- _The problem_
Recast every line of the records below as a Markdown table with the columns "No." and "Text", numbering the rows and skipping blank lines. Leave the pictures out of your table.

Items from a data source
════

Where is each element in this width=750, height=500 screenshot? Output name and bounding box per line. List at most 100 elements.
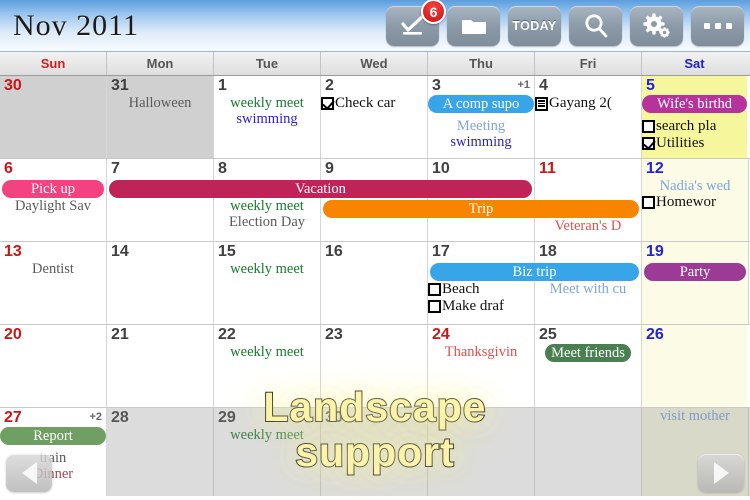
day-cell-6[interactable]: 6 Daylight Sav xyxy=(0,159,107,241)
todo-item[interactable]: search pla xyxy=(642,118,747,135)
today-button[interactable]: TODAY xyxy=(508,6,561,46)
event-text[interactable]: weekly meet xyxy=(214,261,320,277)
day-cell-30[interactable]: 30 xyxy=(321,408,428,496)
event-text[interactable]: Thanksgivin xyxy=(428,344,534,360)
day-cell-28[interactable]: 28 xyxy=(107,408,214,496)
event-text[interactable]: weekly meet xyxy=(214,198,320,214)
checkbox-unchecked-icon[interactable] xyxy=(642,196,655,209)
event-pill[interactable]: A comp supo xyxy=(428,95,534,113)
day-cell-2[interactable]: 2 Check car xyxy=(321,76,428,158)
event-text[interactable]: Dentist xyxy=(0,261,106,277)
event-pill-row: A comp supo xyxy=(428,95,534,118)
day-number: 28 xyxy=(111,409,129,426)
event-text[interactable]: swimming xyxy=(214,111,320,127)
event-pill-row: Meet friends xyxy=(535,344,641,367)
todo-item[interactable]: Utilities xyxy=(642,135,747,152)
event-pill[interactable]: Meet friends xyxy=(545,344,631,362)
checkbox-checked-icon[interactable] xyxy=(321,97,334,110)
settings-button[interactable] xyxy=(630,6,683,46)
event-text[interactable]: weekly meet xyxy=(214,95,320,111)
day-cell-16[interactable]: 16 xyxy=(321,242,428,324)
day-number: 13 xyxy=(4,243,22,260)
day-cell-15[interactable]: 15 weekly meet xyxy=(214,242,321,324)
event-text[interactable]: swimming xyxy=(428,134,534,150)
todo-item[interactable]: Homewor xyxy=(642,194,748,211)
calendar-grid[interactable]: 30 31 Halloween 1 weekly meet swimming 2 Check … xyxy=(0,76,750,499)
day-number: 18 xyxy=(539,243,557,260)
day-cell-17[interactable]: 17 Beach Make draf xyxy=(428,242,535,324)
day-cell-23[interactable]: 23 xyxy=(321,325,428,407)
day-cell-8[interactable]: 8 weekly meet Election Day xyxy=(214,159,321,241)
next-month-button[interactable] xyxy=(698,454,744,492)
more-events-indicator[interactable]: +2 xyxy=(89,411,102,423)
search-icon xyxy=(584,14,607,38)
previous-month-button[interactable] xyxy=(6,454,52,492)
day-cell-4[interactable]: 4 Gayang 2( xyxy=(535,76,642,158)
day-events: visit mother xyxy=(642,408,748,424)
day-number: 24 xyxy=(432,326,450,343)
event-pill[interactable]: Wife's birthd xyxy=(642,95,747,113)
event-text[interactable]: weekly meet xyxy=(214,344,320,360)
multi-day-event-bar[interactable]: Pick up xyxy=(2,180,104,198)
checkbox-unchecked-icon[interactable] xyxy=(642,120,655,133)
day-cell-26[interactable]: 26 xyxy=(642,325,747,407)
day-cell-31[interactable]: 31 Halloween xyxy=(107,76,214,158)
event-text[interactable]: Meeting xyxy=(428,118,534,134)
day-cell-5[interactable]: 5 Wife's birthd search pla Utilities xyxy=(642,76,747,158)
multi-day-event-bar[interactable]: Biz trip xyxy=(430,263,639,281)
day-cell-19[interactable]: 19 xyxy=(642,242,749,324)
todo-item[interactable]: Beach xyxy=(428,281,534,298)
event-text[interactable]: Election Day xyxy=(214,214,320,230)
day-cell[interactable] xyxy=(535,408,642,496)
multi-day-event-bar[interactable]: Party xyxy=(644,263,746,281)
more-button[interactable] xyxy=(691,6,744,46)
event-pill[interactable]: Report xyxy=(0,427,106,445)
event-text[interactable]: Veteran's D xyxy=(535,218,641,234)
day-number: 20 xyxy=(4,326,22,343)
checkbox-unchecked-icon[interactable] xyxy=(428,283,441,296)
day-cell-24[interactable]: 24 Thanksgivin xyxy=(428,325,535,407)
day-cell-12[interactable]: 12 Nadia's wed Homewor xyxy=(642,159,749,241)
day-cell-1[interactable]: 1 weekly meet swimming xyxy=(214,76,321,158)
tasks-button[interactable]: 6 xyxy=(386,0,446,46)
folder-button[interactable] xyxy=(447,6,500,46)
day-cell-7[interactable]: 7 xyxy=(107,159,214,241)
day-cell-30[interactable]: 30 xyxy=(0,76,107,158)
day-events: Halloween xyxy=(107,95,213,111)
checkbox-checked-icon[interactable] xyxy=(642,137,655,150)
day-number: 21 xyxy=(111,326,129,343)
day-number: 1 xyxy=(218,77,227,94)
todo-item[interactable]: Make draf xyxy=(428,298,534,315)
top-toolbar: Nov 2011 6 TODAY xyxy=(0,0,750,52)
toolbar-buttons: 6 TODAY xyxy=(386,0,744,46)
day-cell[interactable] xyxy=(428,408,535,496)
day-number: 6 xyxy=(4,160,13,177)
day-cell-13[interactable]: 13 Dentist xyxy=(0,242,107,324)
day-cell-3[interactable]: 3 +1 A comp supo Meeting swimming xyxy=(428,76,535,158)
day-cell-18[interactable]: 18 Meet with cu xyxy=(535,242,642,324)
day-number: 30 xyxy=(4,77,22,94)
day-cell-25[interactable]: 25 Meet friends xyxy=(535,325,642,407)
search-button[interactable] xyxy=(569,6,622,46)
event-text[interactable]: weekly meet xyxy=(214,427,320,443)
multi-day-event-bar[interactable]: Trip xyxy=(323,200,639,218)
day-cell-22[interactable]: 22 weekly meet xyxy=(214,325,321,407)
more-events-indicator[interactable]: +1 xyxy=(517,79,530,91)
month-title[interactable]: Nov 2011 xyxy=(0,9,139,43)
event-text[interactable]: Nadia's wed xyxy=(642,178,748,194)
day-cell-20[interactable]: 20 xyxy=(0,325,107,407)
day-number: 31 xyxy=(111,77,129,94)
event-text[interactable]: visit mother xyxy=(642,408,748,424)
day-cell-14[interactable]: 14 xyxy=(107,242,214,324)
todo-item[interactable]: Check car xyxy=(321,95,427,112)
multi-day-event-bar[interactable]: Vacation xyxy=(109,180,532,198)
event-text[interactable]: Meet with cu xyxy=(535,281,641,297)
checkbox-unchecked-icon[interactable] xyxy=(428,300,441,313)
event-text[interactable]: Daylight Sav xyxy=(0,198,106,214)
event-text[interactable]: Halloween xyxy=(107,95,213,111)
note-item[interactable]: Gayang 2( xyxy=(535,95,641,112)
day-events: Dentist xyxy=(0,261,106,277)
day-events: Thanksgivin xyxy=(428,344,534,360)
day-cell-21[interactable]: 21 xyxy=(107,325,214,407)
day-cell-29[interactable]: 29 weekly meet xyxy=(214,408,321,496)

════

- _Result of this exercise_
| No. | Text |
|---|---|
| 1 | Where is each element in this width=750, height=500 screenshot? Output name and bounding box per line. List at most 100 elements. |
| 2 | day-cell-6[interactable]: 6 Daylight Sav xyxy=(0,159,107,241) |
| 3 | todo-item[interactable]: search pla xyxy=(642,118,747,135) |
| 4 | today-button[interactable]: TODAY xyxy=(508,6,561,46) |
| 5 | event-text[interactable]: weekly meet xyxy=(214,261,320,277) |
| 6 | day-cell-30[interactable]: 30 xyxy=(321,408,428,496) |
| 7 | event-text[interactable]: Thanksgivin xyxy=(428,344,534,360) |
| 8 | day-cell-28[interactable]: 28 xyxy=(107,408,214,496) |
| 9 | event-text[interactable]: weekly meet xyxy=(214,198,320,214) |
| 10 | checkbox-unchecked-icon[interactable] xyxy=(642,196,655,209) |
| 11 | event-pill[interactable]: A comp supo xyxy=(428,95,534,113) |
| 12 | day-cell-2[interactable]: 2 Check car xyxy=(321,76,428,158) |
| 13 | event-text[interactable]: Dentist xyxy=(0,261,106,277) |
| 14 | event-pill-row: A comp supo xyxy=(428,95,534,118) |
| 15 | day-number: 28 xyxy=(111,409,129,426) |
| 16 | event-text[interactable]: swimming xyxy=(214,111,320,127) |
| 17 | event-pill-row: Meet friends xyxy=(535,344,641,367) |
| 18 | todo-item[interactable]: Utilities xyxy=(642,135,747,152) |
| 19 | event-pill[interactable]: Meet friends xyxy=(545,344,631,362) |
| 20 | checkbox-checked-icon[interactable] xyxy=(321,97,334,110) |
| 21 | settings-button[interactable] xyxy=(630,6,683,46) |
| 22 | event-text[interactable]: weekly meet xyxy=(214,95,320,111) |
| 23 | day-cell-16[interactable]: 16 xyxy=(321,242,428,324) |
| 24 | day-number: 13 xyxy=(4,243,22,260) |
| 25 | day-cell-15[interactable]: 15 weekly meet xyxy=(214,242,321,324) |
| 26 | event-text[interactable]: swimming xyxy=(428,134,534,150) |
| 27 | todo-item[interactable]: Homewor xyxy=(642,194,748,211) |
| 28 | calendar-grid[interactable]: 30 31 Halloween 1 weekly meet swimming 2 Check … xyxy=(0,76,750,499) |
| 29 | day-number: 18 xyxy=(539,243,557,260) |
| 30 | day-cell-17[interactable]: 17 Beach Make draf xyxy=(428,242,535,324) |
| 31 | day-cell-23[interactable]: 23 xyxy=(321,325,428,407) |
| 32 | day-cell-8[interactable]: 8 weekly meet Election Day xyxy=(214,159,321,241) |
| 33 | next-month-button[interactable] xyxy=(698,454,744,492) |
| 34 | more-events-indicator[interactable]: +2 xyxy=(89,411,102,423) |
| 35 | search-icon xyxy=(584,14,607,38) |
| 36 | previous-month-button[interactable] xyxy=(6,454,52,492) |
| 37 | day-cell-4[interactable]: 4 Gayang 2( xyxy=(535,76,642,158) |
| 38 | day-events: visit mother xyxy=(642,408,748,424) |
| 39 | day-number: 24 xyxy=(432,326,450,343) |
| 40 | event-pill[interactable]: Wife's birthd xyxy=(642,95,747,113) |
| 41 | event-text[interactable]: weekly meet xyxy=(214,344,320,360) |
| 42 | multi-day-event-bar[interactable]: Pick up xyxy=(2,180,104,198) |
| 43 | checkbox-unchecked-icon[interactable] xyxy=(642,120,655,133) |
| 44 | day-cell-26[interactable]: 26 xyxy=(642,325,747,407) |
| 45 | day-cell-31[interactable]: 31 Halloween xyxy=(107,76,214,158) |
| 46 | event-text[interactable]: Meeting xyxy=(428,118,534,134) |
| 47 | day-cell-5[interactable]: 5 Wife's birthd search pla Utilities xyxy=(642,76,747,158) |
| 48 | multi-day-event-bar[interactable]: Biz trip xyxy=(430,263,639,281) |
| 49 | day-cell-19[interactable]: 19 xyxy=(642,242,749,324) |
| 50 | todo-item[interactable]: Beach xyxy=(428,281,534,298) |
| 51 | event-text[interactable]: Election Day xyxy=(214,214,320,230) |
| 52 | day-cell[interactable] xyxy=(535,408,642,496) |
| 53 | multi-day-event-bar[interactable]: Party xyxy=(644,263,746,281) |
| 54 | more-button[interactable] xyxy=(691,6,744,46) |
| 55 | event-pill[interactable]: Report xyxy=(0,427,106,445) |
| 56 | event-text[interactable]: Veteran's D xyxy=(535,218,641,234) |
| 57 | day-number: 20 xyxy=(4,326,22,343) |
| 58 | checkbox-unchecked-icon[interactable] xyxy=(428,283,441,296) |
| 59 | day-cell-24[interactable]: 24 Thanksgivin xyxy=(428,325,535,407) |
| 60 | day-cell-12[interactable]: 12 Nadia's wed Homewor xyxy=(642,159,749,241) |
| 61 | day-cell-1[interactable]: 1 weekly meet swimming xyxy=(214,76,321,158) |
| 62 | tasks-button[interactable]: 6 xyxy=(386,0,446,46) |
| 63 | folder-button[interactable] xyxy=(447,6,500,46) |
| 64 | day-cell-7[interactable]: 7 xyxy=(107,159,214,241) |
| 65 | day-cell-30[interactable]: 30 xyxy=(0,76,107,158) |
| 66 | day-events: Halloween xyxy=(107,95,213,111) |
| 67 | checkbox-checked-icon[interactable] xyxy=(642,137,655,150) |
| 68 | day-number: 21 xyxy=(111,326,129,343) |
| 69 | day-number: 1 xyxy=(218,77,227,94) |
| 70 | todo-item[interactable]: Make draf xyxy=(428,298,534,315) |
| 71 | top-toolbar: Nov 2011 6 TODAY xyxy=(0,0,750,52) |
| 72 | toolbar-buttons: 6 TODAY xyxy=(386,0,744,46) |
| 73 | day-cell[interactable] xyxy=(428,408,535,496) |
| 74 | day-number: 6 xyxy=(4,160,13,177) |
| 75 | day-cell-13[interactable]: 13 Dentist xyxy=(0,242,107,324) |
| 76 | day-cell-3[interactable]: 3 +1 A comp supo Meeting swimming xyxy=(428,76,535,158) |
| 77 | day-cell-18[interactable]: 18 Meet with cu xyxy=(535,242,642,324) |
| 78 | day-number: 30 xyxy=(4,77,22,94) |
| 79 | day-cell-25[interactable]: 25 Meet friends xyxy=(535,325,642,407) |
| 80 | search-button[interactable] xyxy=(569,6,622,46) |
| 81 | event-text[interactable]: weekly meet xyxy=(214,427,320,443) |
| 82 | multi-day-event-bar[interactable]: Trip xyxy=(323,200,639,218) |
| 83 | day-cell-22[interactable]: 22 weekly meet xyxy=(214,325,321,407) |
| 84 | more-events-indicator[interactable]: +1 xyxy=(517,79,530,91) |
| 85 | month-title[interactable]: Nov 2011 xyxy=(0,9,139,43) |
| 86 | event-text[interactable]: Nadia's wed xyxy=(642,178,748,194) |
| 87 | day-cell-20[interactable]: 20 xyxy=(0,325,107,407) |
| 88 | day-number: 31 xyxy=(111,77,129,94) |
| 89 | event-text[interactable]: visit mother xyxy=(642,408,748,424) |
| 90 | day-cell-14[interactable]: 14 xyxy=(107,242,214,324) |
| 91 | todo-item[interactable]: Check car xyxy=(321,95,427,112) |
| 92 | multi-day-event-bar[interactable]: Vacation xyxy=(109,180,532,198) |
| 93 | event-text[interactable]: Meet with cu xyxy=(535,281,641,297) |
| 94 | checkbox-unchecked-icon[interactable] xyxy=(428,300,441,313) |
| 95 | event-text[interactable]: Daylight Sav xyxy=(0,198,106,214) |
| 96 | event-text[interactable]: Halloween xyxy=(107,95,213,111) |
| 97 | note-item[interactable]: Gayang 2( xyxy=(535,95,641,112) |
| 98 | day-events: Dentist xyxy=(0,261,106,277) |
| 99 | day-events: Thanksgivin xyxy=(428,344,534,360) |
| 100 | day-cell-21[interactable]: 21 xyxy=(107,325,214,407) |
| 101 | day-cell-29[interactable]: 29 weekly meet xyxy=(214,408,321,496) |